# Written instruction:
Write out every line of text in the items below word for word, but leave out the pictures.

# Records to use:
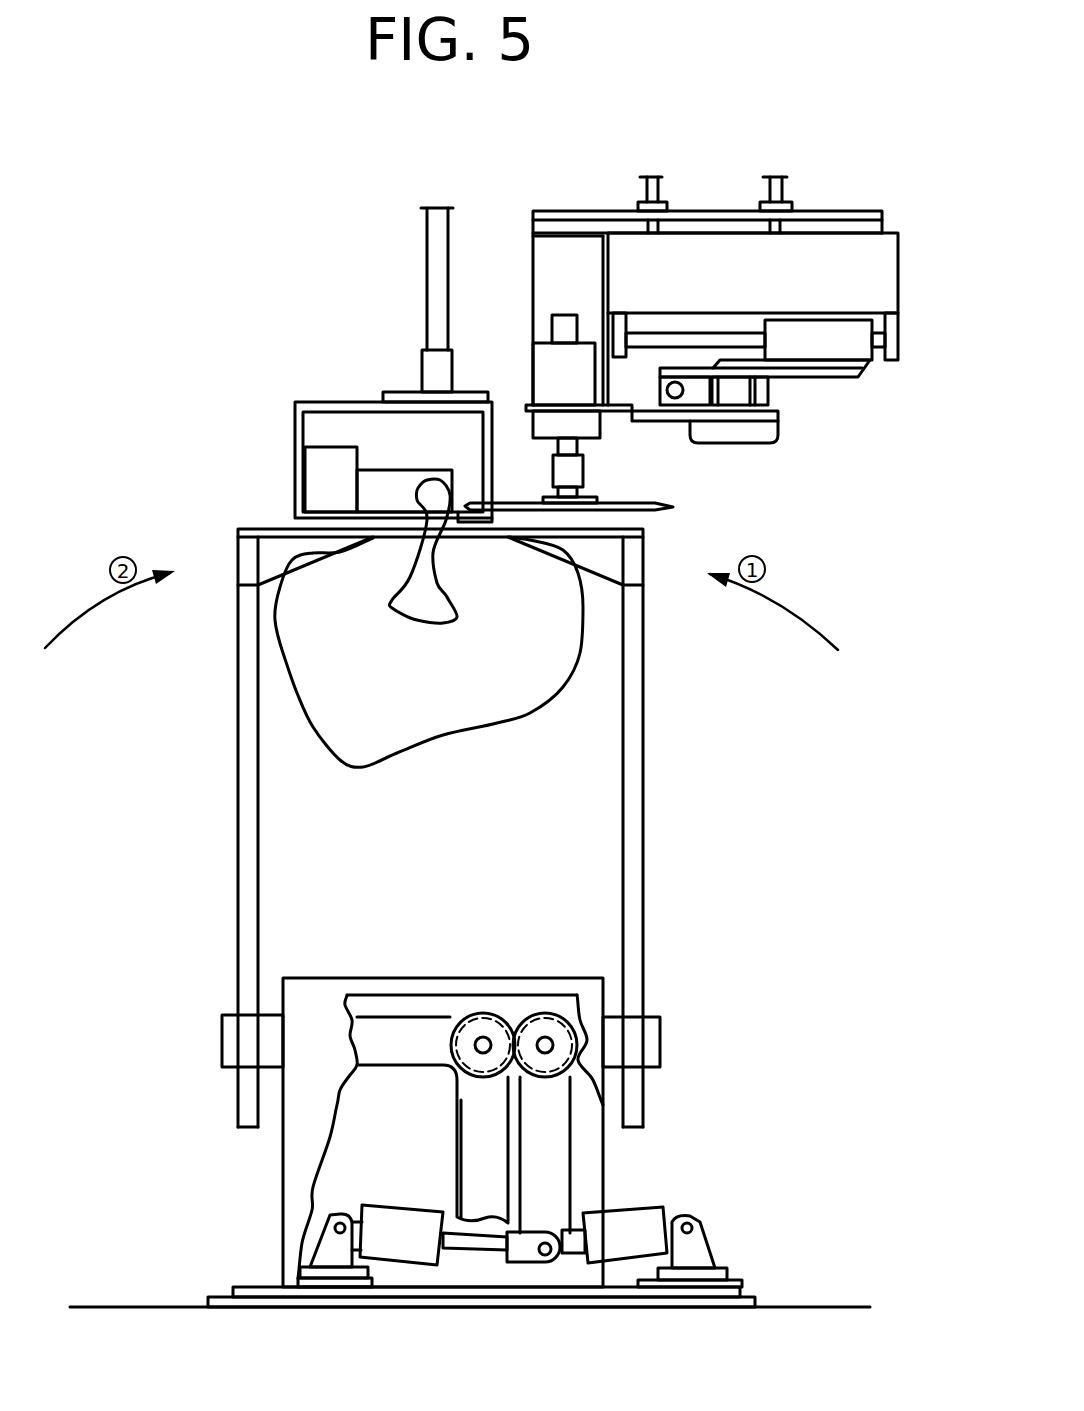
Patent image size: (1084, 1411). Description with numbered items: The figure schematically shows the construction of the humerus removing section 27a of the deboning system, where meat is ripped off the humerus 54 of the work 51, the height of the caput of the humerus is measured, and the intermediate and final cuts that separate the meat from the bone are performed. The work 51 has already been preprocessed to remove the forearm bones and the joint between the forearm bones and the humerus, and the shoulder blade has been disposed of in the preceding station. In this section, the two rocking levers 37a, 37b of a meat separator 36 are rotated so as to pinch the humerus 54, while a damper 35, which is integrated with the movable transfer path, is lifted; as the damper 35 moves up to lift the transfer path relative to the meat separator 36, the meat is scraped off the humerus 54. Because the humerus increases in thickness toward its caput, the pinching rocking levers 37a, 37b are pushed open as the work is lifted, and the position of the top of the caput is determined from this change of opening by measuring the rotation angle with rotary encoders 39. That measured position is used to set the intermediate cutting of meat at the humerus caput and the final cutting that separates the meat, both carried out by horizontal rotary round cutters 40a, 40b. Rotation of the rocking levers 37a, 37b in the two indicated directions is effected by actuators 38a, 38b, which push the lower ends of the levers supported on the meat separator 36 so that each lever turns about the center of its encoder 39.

The humerus removing section 27a is at (904, 200).
The damper 35 is at (297, 488).
The meat separator 36 is at (451, 937).
The rocking lever 37a is at (238, 665).
The rocking lever 37b is at (628, 550).
The actuator 38a is at (618, 1255).
The actuator 38b is at (407, 1252).
The rotary encoder 39 is at (482, 1013).
The horizontal rotary round cutter 40a is at (640, 470).
The horizontal rotary round cutter 40b is at (652, 437).
The work 51 is at (460, 710).
The humerus 54 is at (443, 605).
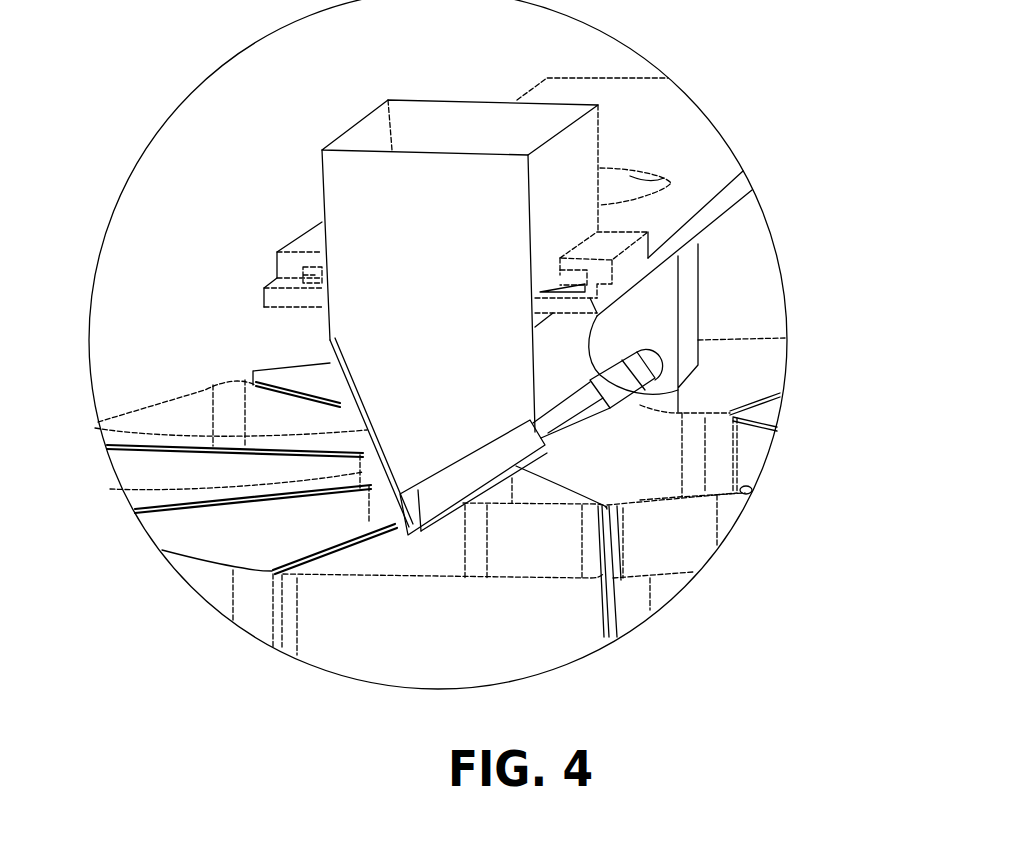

# Task output:
Patent image size: (1084, 1411). Description with numbered items: The figure schematically shows the construction of the humerus removing section 27a of the deboning system, where meat is ripped off the humerus 54 of the work 51, the height of the caput of the humerus is measured, and the intermediate and final cuts that separate the meat from the bone are performed. The work 51 has already been preprocessed to remove the forearm bones and the joint between the forearm bones and the humerus, and the shoulder blade has been disposed of in the preceding station. In this section, the two rocking levers 37a, 37b of a meat separator 36 are rotated so as to pinch the humerus 54, while a damper 35, which is integrated with the movable transfer path, is lifted; as the damper 35 moves up to lift the transfer path relative to the meat separator 36, the meat is scraped off the humerus 54. Because the humerus increases in thickness toward its caput, the pinching rocking levers 37a, 37b are pushed open as the work is lifted, and the position of the top of the caput is determined from this change of opening by measuring the rotation angle with rotary encoders 39. That measured position is used to set the intermediate cutting of meat at the humerus caput and the final cutting that separates the meat, both carried out by horizontal rotary round cutters 40a, 40b. Rotation of the rocking levers 37a, 37b in the two indicated directions is effected by actuators 38a, 38b, which push the lower ends of the levers supported on the meat separator 36 so that each lever turns about the center of its encoder 39.

The humerus removing section 27a is at (904, 200).
The damper 35 is at (297, 488).
The meat separator 36 is at (451, 937).
The rocking lever 37a is at (238, 665).
The rocking lever 37b is at (628, 550).
The actuator 38a is at (618, 1255).
The actuator 38b is at (407, 1252).
The rotary encoder 39 is at (482, 1013).
The horizontal rotary round cutter 40a is at (640, 470).
The horizontal rotary round cutter 40b is at (652, 437).
The work 51 is at (460, 710).
The humerus 54 is at (443, 605).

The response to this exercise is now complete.